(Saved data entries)
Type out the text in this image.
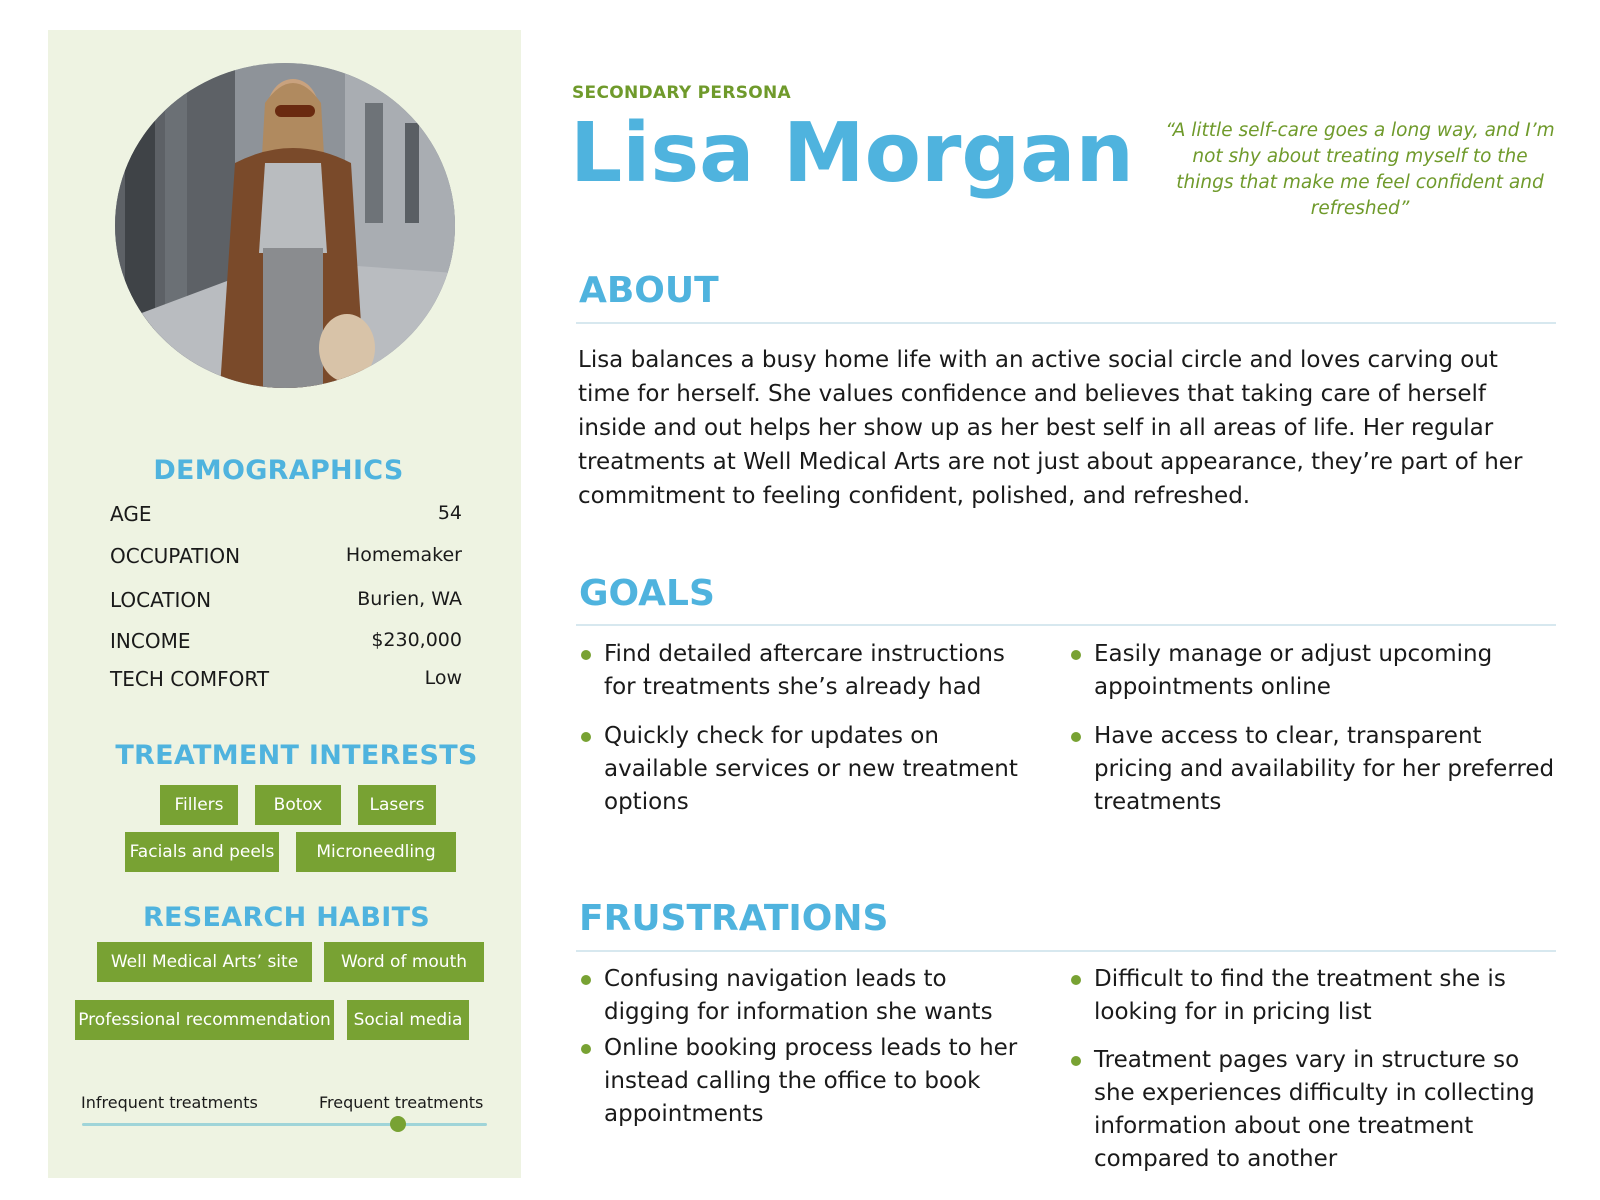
DEMOGRAPHICS
AGE	54
OCCUPATION	Homemaker
LOCATION	Burien, WA
INCOME	$230,000
TECH COMFORT	Low
TREATMENT INTERESTS
Fillers	Botox	Lasers
Facials and peels	Microneedling
RESEARCH HABITS
Well Medical Arts’ site	Word of mouth
Professional recommendation	Social media
Infrequent treatments	Frequent treatments
SECONDARY PERSONA
Lisa Morgan “A little self-care goes a long way, and I’m not shy about treating myself to the things that make me feel confident and refreshed”
ABOUT
Lisa balances a busy home life with an active social circle and loves carving out time for herself. She values confidence and believes that taking care of herself inside and out helps her show up as her best self in all areas of life. Her regular treatments at Well Medical Arts are not just about appearance, they’re part of her commitment to feeling confident, polished, and refreshed.
GOALS
Find detailed aftercare instructions for treatments she’s already had
Quickly check for updates on available services or new treatment options
Easily manage or adjust upcoming appointments online
Have access to clear, transparent pricing and availability for her preferred treatments
FRUSTRATIONS
Confusing navigation leads to digging for information she wants
Online booking process leads to her instead calling the office to book appointments
Difficult to find the treatment she is looking for in pricing list
Treatment pages vary in structure so she experiences difficulty in collecting information about one treatment compared to another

◆ Do this: Pick out all the lines with the word "confident" in them and copy them.

◆ Written answer:
Lisa Morgan “A little self-care goes a long way, and I’m not shy about treating myself to the things that make me feel confident and refreshed”
Lisa balances a busy home life with an active social circle and loves carving out time for herself. She values confidence and believes that taking care of herself inside and out helps her show up as her best self in all areas of life. Her regular treatments at Well Medical Arts are not just about appearance, they’re part of her commitment to feeling confident, polished, and refreshed.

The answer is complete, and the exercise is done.